# START OF Items

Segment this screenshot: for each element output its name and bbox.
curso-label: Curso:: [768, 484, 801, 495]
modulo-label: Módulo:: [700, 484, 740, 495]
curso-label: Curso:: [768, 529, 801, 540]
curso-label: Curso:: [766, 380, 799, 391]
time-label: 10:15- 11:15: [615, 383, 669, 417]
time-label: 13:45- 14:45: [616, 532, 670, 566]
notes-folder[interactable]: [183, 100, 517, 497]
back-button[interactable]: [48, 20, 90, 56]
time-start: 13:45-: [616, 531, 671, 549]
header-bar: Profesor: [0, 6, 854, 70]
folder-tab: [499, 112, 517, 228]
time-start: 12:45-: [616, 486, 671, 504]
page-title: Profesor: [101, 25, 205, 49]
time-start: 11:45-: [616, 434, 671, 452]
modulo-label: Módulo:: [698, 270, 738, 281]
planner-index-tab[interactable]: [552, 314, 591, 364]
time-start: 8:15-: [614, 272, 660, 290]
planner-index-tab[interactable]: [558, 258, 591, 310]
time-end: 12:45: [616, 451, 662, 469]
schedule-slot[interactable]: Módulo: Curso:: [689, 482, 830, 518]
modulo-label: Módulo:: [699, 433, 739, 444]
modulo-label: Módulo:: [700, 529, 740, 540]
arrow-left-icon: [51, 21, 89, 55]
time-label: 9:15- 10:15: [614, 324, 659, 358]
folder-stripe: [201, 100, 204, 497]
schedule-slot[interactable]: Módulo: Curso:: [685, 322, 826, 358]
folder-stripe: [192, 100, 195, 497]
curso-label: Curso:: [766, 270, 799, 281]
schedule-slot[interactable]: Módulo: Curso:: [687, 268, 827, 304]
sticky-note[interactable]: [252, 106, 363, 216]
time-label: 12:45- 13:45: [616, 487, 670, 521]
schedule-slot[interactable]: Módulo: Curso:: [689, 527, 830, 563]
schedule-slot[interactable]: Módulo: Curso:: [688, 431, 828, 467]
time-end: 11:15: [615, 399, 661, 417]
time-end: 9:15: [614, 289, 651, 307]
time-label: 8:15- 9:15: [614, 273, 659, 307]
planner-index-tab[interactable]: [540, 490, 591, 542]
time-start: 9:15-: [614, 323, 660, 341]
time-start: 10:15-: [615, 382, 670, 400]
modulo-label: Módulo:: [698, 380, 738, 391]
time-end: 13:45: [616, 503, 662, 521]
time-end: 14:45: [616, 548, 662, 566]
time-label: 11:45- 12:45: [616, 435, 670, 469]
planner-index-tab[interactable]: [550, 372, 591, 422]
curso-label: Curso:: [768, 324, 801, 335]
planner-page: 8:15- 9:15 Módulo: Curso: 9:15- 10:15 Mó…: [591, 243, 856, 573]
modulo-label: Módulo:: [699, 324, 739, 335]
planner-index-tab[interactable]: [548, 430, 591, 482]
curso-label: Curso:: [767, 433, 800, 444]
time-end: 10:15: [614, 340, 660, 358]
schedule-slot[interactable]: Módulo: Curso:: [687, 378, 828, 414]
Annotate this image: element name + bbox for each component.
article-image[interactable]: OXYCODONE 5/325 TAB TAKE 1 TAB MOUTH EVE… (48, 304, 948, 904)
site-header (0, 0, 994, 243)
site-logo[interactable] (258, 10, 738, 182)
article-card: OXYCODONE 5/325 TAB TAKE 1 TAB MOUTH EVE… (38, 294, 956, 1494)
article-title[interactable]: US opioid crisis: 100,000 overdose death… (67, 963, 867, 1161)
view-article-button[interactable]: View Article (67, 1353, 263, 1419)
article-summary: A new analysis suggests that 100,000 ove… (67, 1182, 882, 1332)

# END OF Items

- Stated exercise
Give each line of the material above as a numbered list, with any blank lines left out.

- Answer to this task
1. Segment this screenshot: for each element output its name and bbox.
2. curso-label: Curso:: [768, 484, 801, 495]
3. modulo-label: Módulo:: [700, 484, 740, 495]
4. curso-label: Curso:: [768, 529, 801, 540]
5. curso-label: Curso:: [766, 380, 799, 391]
6. time-label: 10:15- 11:15: [615, 383, 669, 417]
7. time-label: 13:45- 14:45: [616, 532, 670, 566]
8. notes-folder[interactable]: [183, 100, 517, 497]
9. back-button[interactable]: [48, 20, 90, 56]
10. time-start: 13:45-: [616, 531, 671, 549]
11. header-bar: Profesor: [0, 6, 854, 70]
12. folder-tab: [499, 112, 517, 228]
13. time-start: 12:45-: [616, 486, 671, 504]
14. page-title: Profesor: [101, 25, 205, 49]
15. time-start: 11:45-: [616, 434, 671, 452]
16. modulo-label: Módulo:: [698, 270, 738, 281]
17. planner-index-tab[interactable]: [552, 314, 591, 364]
18. time-start: 8:15-: [614, 272, 660, 290]
19. planner-index-tab[interactable]: [558, 258, 591, 310]
20. time-end: 12:45: [616, 451, 662, 469]
21. schedule-slot[interactable]: Módulo: Curso:: [689, 482, 830, 518]
22. modulo-label: Módulo:: [699, 433, 739, 444]
23. modulo-label: Módulo:: [700, 529, 740, 540]
24. arrow-left-icon: [51, 21, 89, 55]
25. time-label: 9:15- 10:15: [614, 324, 659, 358]
26. folder-stripe: [201, 100, 204, 497]
27. schedule-slot[interactable]: Módulo: Curso:: [685, 322, 826, 358]
28. folder-stripe: [192, 100, 195, 497]
29. curso-label: Curso:: [766, 270, 799, 281]
30. schedule-slot[interactable]: Módulo: Curso:: [687, 268, 827, 304]
31. sticky-note[interactable]: [252, 106, 363, 216]
32. time-label: 12:45- 13:45: [616, 487, 670, 521]
33. schedule-slot[interactable]: Módulo: Curso:: [689, 527, 830, 563]
34. schedule-slot[interactable]: Módulo: Curso:: [688, 431, 828, 467]
35. time-end: 11:15: [615, 399, 661, 417]
36. time-end: 9:15: [614, 289, 651, 307]
37. time-label: 8:15- 9:15: [614, 273, 659, 307]
38. planner-index-tab[interactable]: [540, 490, 591, 542]
39. time-start: 9:15-: [614, 323, 660, 341]
40. time-start: 10:15-: [615, 382, 670, 400]
41. modulo-label: Módulo:: [698, 380, 738, 391]
42. time-end: 13:45: [616, 503, 662, 521]
43. time-end: 14:45: [616, 548, 662, 566]
44. time-label: 11:45- 12:45: [616, 435, 670, 469]
45. planner-index-tab[interactable]: [550, 372, 591, 422]
46. curso-label: Curso:: [768, 324, 801, 335]
47. planner-page: 8:15- 9:15 Módulo: Curso: 9:15- 10:15 Mó…: [591, 243, 856, 573]
48. modulo-label: Módulo:: [699, 324, 739, 335]
49. planner-index-tab[interactable]: [548, 430, 591, 482]
50. curso-label: Curso:: [767, 433, 800, 444]
51. time-end: 10:15: [614, 340, 660, 358]
52. schedule-slot[interactable]: Módulo: Curso:: [687, 378, 828, 414]
53. Annotate this image: element name + bbox for each component.
54. article-image[interactable]: OXYCODONE 5/325 TAB TAKE 1 TAB MOUTH EVE… (48, 304, 948, 904)
55. site-header (0, 0, 994, 243)
56. site-logo[interactable] (258, 10, 738, 182)
57. article-card: OXYCODONE 5/325 TAB TAKE 1 TAB MOUTH EVE… (38, 294, 956, 1494)
58. article-title[interactable]: US opioid crisis: 100,000 overdose death… (67, 963, 867, 1161)
59. view-article-button[interactable]: View Article (67, 1353, 263, 1419)
60. article-summary: A new analysis suggests that 100,000 ove… (67, 1182, 882, 1332)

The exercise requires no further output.